### WHAT NEEDS TO BE DONE
Using the records below, give the number of lines where the word "anomaly" appears, with no further output.

### RECORDS FOR THIS EXERCISE
=====
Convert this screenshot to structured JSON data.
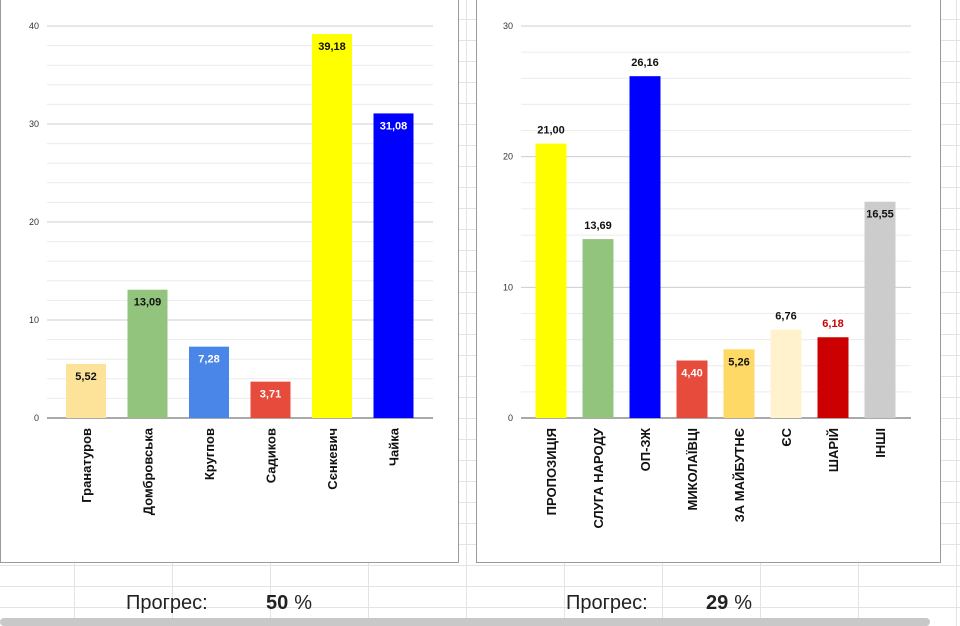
{
  "chart_data": [
    {
      "type": "bar",
      "categories": [
        "Гранатуров",
        "Домбровська",
        "Кругпов",
        "Садиков",
        "Сєнкевич",
        "Чайка"
      ],
      "values": [
        5.52,
        13.09,
        7.28,
        3.71,
        39.18,
        31.08
      ],
      "value_labels": [
        "5,52",
        "13,09",
        "7,28",
        "3,71",
        "39,18",
        "31,08"
      ],
      "colors": [
        "#fde39a",
        "#93c47d",
        "#4a86e8",
        "#e64b3c",
        "#ffff00",
        "#0000ff"
      ],
      "label_colors": [
        "#111111",
        "#111111",
        "#ffffff",
        "#ffffff",
        "#111111",
        "#ffffff"
      ],
      "label_inside": [
        true,
        true,
        true,
        true,
        true,
        true
      ],
      "ylim": [
        0,
        40
      ],
      "yticks": [
        0,
        10,
        20,
        30,
        40
      ],
      "title": "",
      "xlabel": "",
      "ylabel": ""
    },
    {
      "type": "bar",
      "categories": [
        "ПРОПОЗИЦІЯ",
        "СЛУГА НАРОДУ",
        "ОП-ЗЖ",
        "МИКОЛАЇВЦІ",
        "ЗА МАЙБУТНЄ",
        "ЄС",
        "ШАРІЙ",
        "ІНШІ"
      ],
      "values": [
        21.0,
        13.69,
        26.16,
        4.4,
        5.26,
        6.76,
        6.18,
        16.55
      ],
      "value_labels": [
        "21,00",
        "13,69",
        "26,16",
        "4,40",
        "5,26",
        "6,76",
        "6,18",
        "16,55"
      ],
      "colors": [
        "#ffff00",
        "#93c47d",
        "#0000ff",
        "#e64b3c",
        "#ffd966",
        "#fff2cc",
        "#cc0000",
        "#cccccc"
      ],
      "label_colors": [
        "#111111",
        "#111111",
        "#111111",
        "#ffffff",
        "#111111",
        "#111111",
        "#cc0000",
        "#111111"
      ],
      "label_inside": [
        false,
        false,
        false,
        true,
        true,
        false,
        false,
        true
      ],
      "ylim": [
        0,
        30
      ],
      "yticks": [
        0,
        10,
        20,
        30
      ],
      "title": "",
      "xlabel": "",
      "ylabel": ""
    }
  ],
  "progress": [
    {
      "label": "Прогрес:",
      "value": "50",
      "unit": "%"
    },
    {
      "label": "Прогрес:",
      "value": "29",
      "unit": "%"
    }
  ]
}
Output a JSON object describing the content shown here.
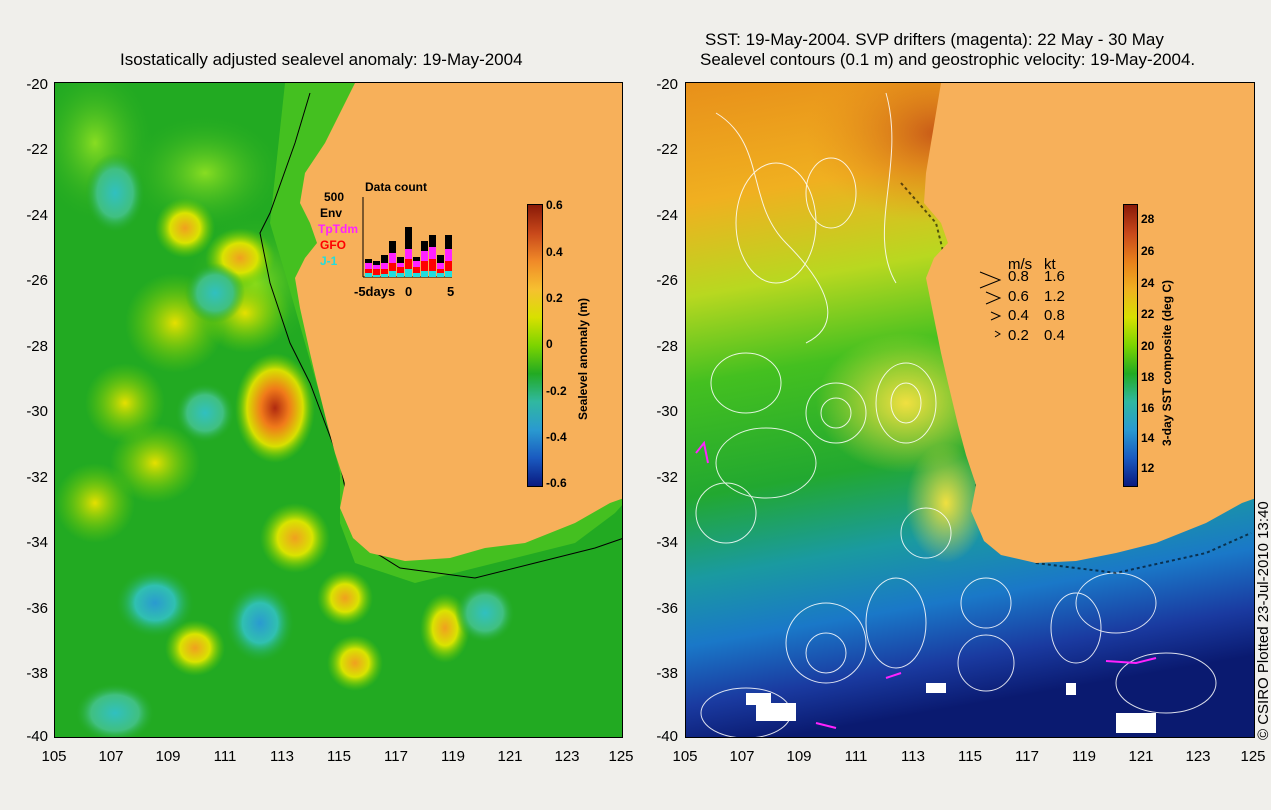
{
  "left_panel": {
    "title": "Isostatically adjusted sealevel anomaly: 19-May-2004",
    "y_ticks": [
      "-20",
      "-22",
      "-24",
      "-26",
      "-28",
      "-30",
      "-32",
      "-34",
      "-36",
      "-38",
      "-40"
    ],
    "x_ticks": [
      "105",
      "107",
      "109",
      "111",
      "113",
      "115",
      "117",
      "119",
      "121",
      "123",
      "125"
    ],
    "colorbar": {
      "label": "Sealevel anomaly (m)",
      "ticks": [
        "0.6",
        "0.4",
        "0.2",
        "0",
        "-0.2",
        "-0.4",
        "-0.6"
      ]
    },
    "inset": {
      "title": "Data count",
      "max_label": "500",
      "legend": [
        "Env",
        "TpTdm",
        "GFO",
        "J-1"
      ],
      "legend_colors": [
        "#000000",
        "#ff22ff",
        "#ff0000",
        "#22dddd"
      ],
      "x_labels": [
        "-5days",
        "0",
        "5"
      ]
    }
  },
  "right_panel": {
    "title_line1": "SST: 19-May-2004. SVP drifters (magenta): 22 May - 30 May",
    "title_line2": "Sealevel contours (0.1 m) and geostrophic velocity: 19-May-2004.",
    "y_ticks": [
      "-20",
      "-22",
      "-24",
      "-26",
      "-28",
      "-30",
      "-32",
      "-34",
      "-36",
      "-38",
      "-40"
    ],
    "x_ticks": [
      "105",
      "107",
      "109",
      "111",
      "113",
      "115",
      "117",
      "119",
      "121",
      "123",
      "125"
    ],
    "colorbar": {
      "label": "3-day SST composite (deg C)",
      "ticks": [
        "28",
        "26",
        "24",
        "22",
        "20",
        "18",
        "16",
        "14",
        "12"
      ]
    },
    "velocity_legend": {
      "header_ms": "m/s",
      "header_kt": "kt",
      "rows": [
        {
          "ms": "0.8",
          "kt": "1.6"
        },
        {
          "ms": "0.6",
          "kt": "1.2"
        },
        {
          "ms": "0.4",
          "kt": "0.8"
        },
        {
          "ms": "0.2",
          "kt": "0.4"
        }
      ]
    }
  },
  "credit": "© CSIRO Plotted 23-Jul-2010 13:40",
  "colors": {
    "land": "#f7b05a",
    "sla_base": "#22aa22",
    "background": "#f0efeb"
  }
}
=====
### WRITTEN ANSWER
2